§ To be done: Gather up every line from the entries below that uses the word "Engineering".

-- begin Dataset --

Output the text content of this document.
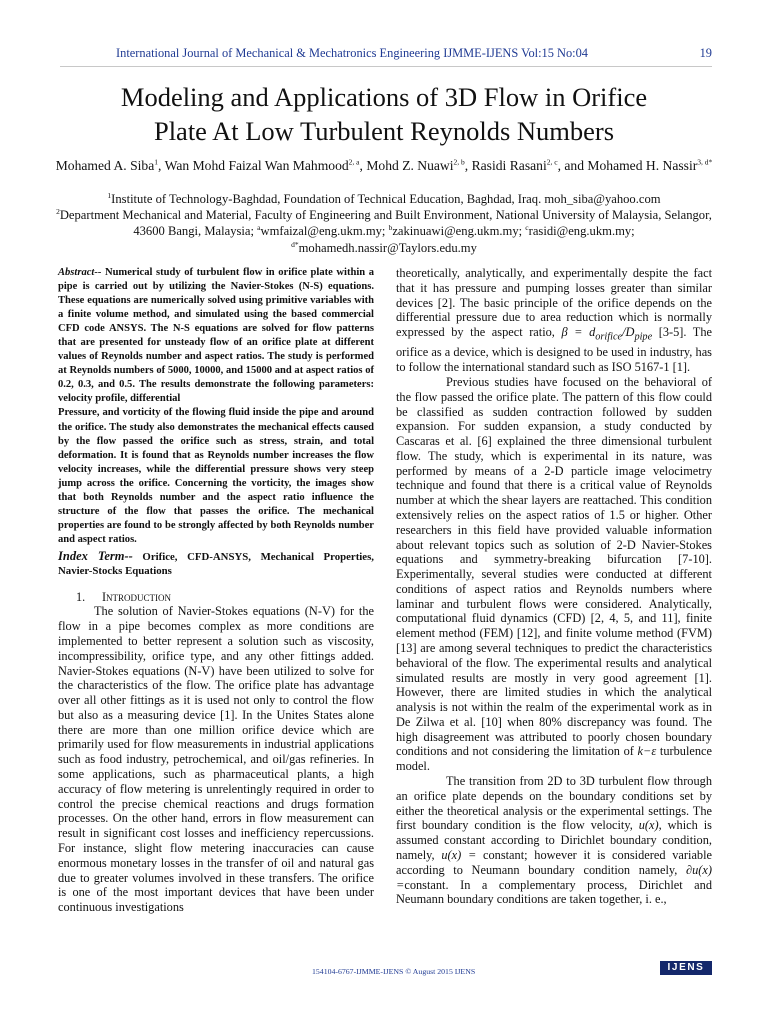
International Journal of Mechanical & Mechatronics Engineering IJMME-IJENS Vol:15 No:04	19
Modeling and Applications of 3D Flow in Orifice
Plate At Low Turbulent Reynolds Numbers
Mohamed A. Siba$^1$, Wan Mohd Faizal Wan Mahmood$^{2, a}$, Mohd Z. Nuawi$^{2, b}$, Rasidi Rasani$^{2, c}$, and Mohamed H. Nassir$^{3, d*}$
$^1$Institute of Technology-Baghdad, Foundation of Technical Education, Baghdad, Iraq. moh_siba@yahoo.com
$^2$Department Mechanical and Material, Faculty of Engineering and Built Environment, National University of Malaysia, Selangor, 43600 Bangi, Malaysia; $^a$wmfaizal@eng.ukm.my; $^b$zakinuawi@eng.ukm.my; $^c$rasidi@eng.ukm.my;
$^{d*}$mohamedh.nassir@Taylors.edu.my

Abstract-- Numerical study of turbulent flow in orifice plate within a pipe is carried out by utilizing the Navier-Stokes (N-S) equations. These equations are numerically solved using primitive variables with a finite volume method, and simulated using the based commercial CFD code ANSYS. The N-S equations are solved for flow patterns that are presented for unsteady flow of an orifice plate at different values of Reynolds number and aspect ratios. The study is performed at Reynolds numbers of 5000, 10000, and 15000 and at aspect ratios of 0.2, 0.3, and 0.5. The results demonstrate the following parameters: velocity profile, differential
Pressure, and vorticity of the flowing fluid inside the pipe and around the orifice. The study also demonstrates the mechanical effects caused by the flow passed the orifice such as stress, strain, and total deformation. It is found that as Reynolds number increases the flow velocity increases, while the differential pressure shows very steep jump across the orifice. Concerning the vorticity, the images show that both Reynolds number and the aspect ratio influence the structure of the flow that passes the orifice. The mechanical properties are found to be strongly affected by both Reynolds number and aspect ratios.

Index Term-- Orifice, CFD-ANSYS, Mechanical Properties, Navier-Stocks Equations

1. Introduction

The solution of Navier-Stokes equations (N-V) for the flow in a pipe becomes complex as more conditions are implemented to better represent a solution such as viscosity, incompressibility, orifice type, and any other fittings added. Navier-Stokes equations (N-V) have been utilized to solve for the characteristics of the flow. The orifice plate has advantage over all other fittings as it is used not only to control the flow but also as a measuring device [1]. In the Unites States alone there are more than one million orifice device which are primarily used for flow measurements in industrial applications such as food industry, petrochemical, and oil/gas refineries. In some applications, such as pharmaceutical plants, a high accuracy of flow metering is unrelentingly required in order to control the precise chemical reactions and drugs formation processes. On the other hand, errors in flow measurement can result in significant cost losses and inefficiency repercussions. For instance, slight flow metering inaccuracies can cause enormous monetary losses in the transfer of oil and natural gas due to greater volumes involved in these transfers. The orifice is one of the most important devices that have been under continuous investigations

theoretically, analytically, and experimentally despite the fact that it has pressure and pumping losses greater than similar devices [2]. The basic principle of the orifice depends on the differential pressure due to area reduction which is normally expressed by the aspect ratio, $\beta = d_{orifice}/D_{pipe}$ [3-5]. The orifice as a device, which is designed to be used in industry, has to follow the international standard such as ISO 5167-1 [1].

Previous studies have focused on the behavioral of the flow passed the orifice plate. The pattern of this flow could be classified as sudden contraction followed by sudden expansion. For sudden expansion, a study conducted by Cascaras et al. [6] explained the three dimensional turbulent flow. The study, which is experimental in its nature, was performed by means of a 2-D particle image velocimetry technique and found that there is a critical value of Reynolds number at which the shear layers are reattached. This condition extensively relies on the aspect ratios of 1.5 or higher. Other researchers in this field have provided valuable information about relevant topics such as solution of 2-D Navier-Stokes equations and symmetry-breaking bifurcation [7-10]. Experimentally, several studies were conducted at different conditions of aspect ratios and Reynolds numbers where laminar and turbulent flows were considered. Analytically, computational fluid dynamics (CFD) [2, 4, 5, and 11], finite element method (FEM) [12], and finite volume method (FVM) [13] are among several techniques to predict the characteristics behavioral of the flow. The experimental results and analytical simulated results are mostly in very good agreement [1]. However, there are limited studies in which the analytical analysis is not within the realm of the experimental work as in De Zilwa et al. [10] when 80% discrepancy was found. The high disagreement was attributed to poorly chosen boundary conditions and not considering the limitation of k−ε turbulence model.

The transition from 2D to 3D turbulent flow through an orifice plate depends on the boundary conditions set by either the theoretical analysis or the experimental settings. The first boundary condition is the flow velocity, u(x), which is assumed constant according to Dirichlet boundary condition, namely, u(x) = constant; however it is considered variable according to Neumann boundary condition namely, ∂u(x) =constant. In a complementary process, Dirichlet and Neumann boundary conditions are taken together, i. e.,

154104-6767-IJMME-IJENS © August 2015 IJENS	IJENS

-- end Dataset --

§ Answer to the task:
International Journal of Mechanical & Mechatronics Engineering IJMME-IJENS Vol:15 No:04	19
$^2$Department Mechanical and Material, Faculty of Engineering and Built Environment, National University of Malaysia, Selangor, 43600 Bangi, Malaysia; $^a$wmfaizal@eng.ukm.my; $^b$zakinuawi@eng.ukm.my; $^c$rasidi@eng.ukm.my;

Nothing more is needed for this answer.